━━ Given entries
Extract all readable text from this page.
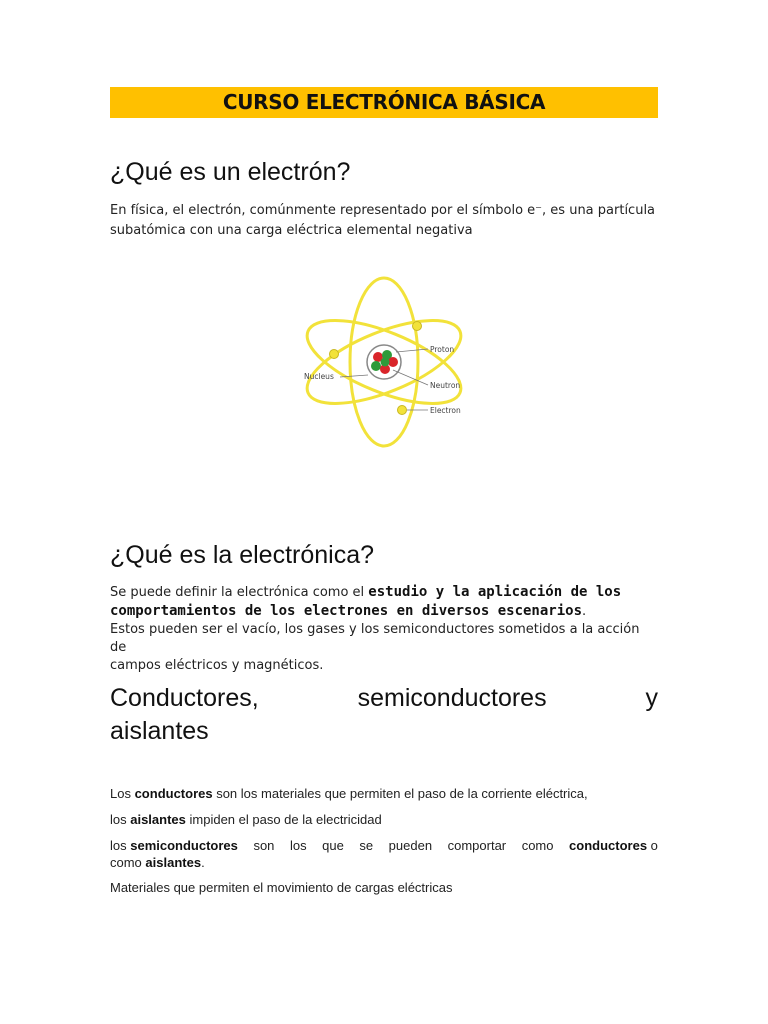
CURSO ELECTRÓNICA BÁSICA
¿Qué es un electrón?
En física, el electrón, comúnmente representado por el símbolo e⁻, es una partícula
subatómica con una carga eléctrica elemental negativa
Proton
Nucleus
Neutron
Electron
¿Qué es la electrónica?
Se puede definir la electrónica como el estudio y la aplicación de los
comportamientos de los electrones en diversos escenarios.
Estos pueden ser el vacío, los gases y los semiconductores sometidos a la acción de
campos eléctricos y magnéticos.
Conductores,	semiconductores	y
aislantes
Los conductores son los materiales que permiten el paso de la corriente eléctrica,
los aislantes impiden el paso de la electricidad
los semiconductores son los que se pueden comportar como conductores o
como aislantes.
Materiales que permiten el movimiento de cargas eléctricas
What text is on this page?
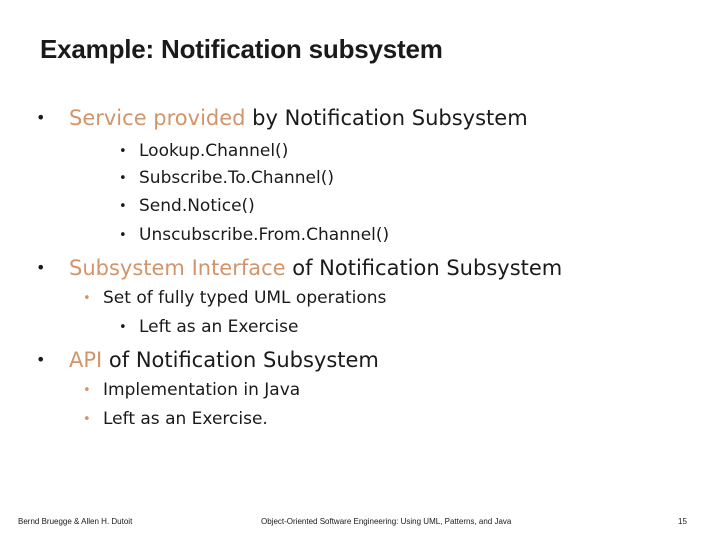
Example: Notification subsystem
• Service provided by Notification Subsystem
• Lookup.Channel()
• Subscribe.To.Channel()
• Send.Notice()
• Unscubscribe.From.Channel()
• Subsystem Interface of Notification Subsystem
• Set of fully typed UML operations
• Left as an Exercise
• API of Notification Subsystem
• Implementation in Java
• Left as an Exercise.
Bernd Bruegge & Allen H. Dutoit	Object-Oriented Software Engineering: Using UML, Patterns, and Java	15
━━━━
## What you have to do
Set down every record once more, word for word, without pictures.

## The result
Extract all readable text from this page.
CURSO ELECTRÓNICA BÁSICA
¿Qué es un electrón?
En física, el electrón, comúnmente representado por el símbolo e⁻, es una partícula
subatómica con una carga eléctrica elemental negativa
Proton
Nucleus
Neutron
Electron
¿Qué es la electrónica?
Se puede definir la electrónica como el estudio y la aplicación de los
comportamientos de los electrones en diversos escenarios.
Estos pueden ser el vacío, los gases y los semiconductores sometidos a la acción de
campos eléctricos y magnéticos.
Conductores,	semiconductores	y
aislantes
Los conductores son los materiales que permiten el paso de la corriente eléctrica,
los aislantes impiden el paso de la electricidad
los semiconductores son los que se pueden comportar como conductores o
como aislantes.
Materiales que permiten el movimiento de cargas eléctricas
What text is on this page?
Example: Notification subsystem
• Service provided by Notification Subsystem
• Lookup.Channel()
• Subscribe.To.Channel()
• Send.Notice()
• Unscubscribe.From.Channel()
• Subsystem Interface of Notification Subsystem
• Set of fully typed UML operations
• Left as an Exercise
• API of Notification Subsystem
• Implementation in Java
• Left as an Exercise.
Bernd Bruegge & Allen H. Dutoit	Object-Oriented Software Engineering: Using UML, Patterns, and Java	15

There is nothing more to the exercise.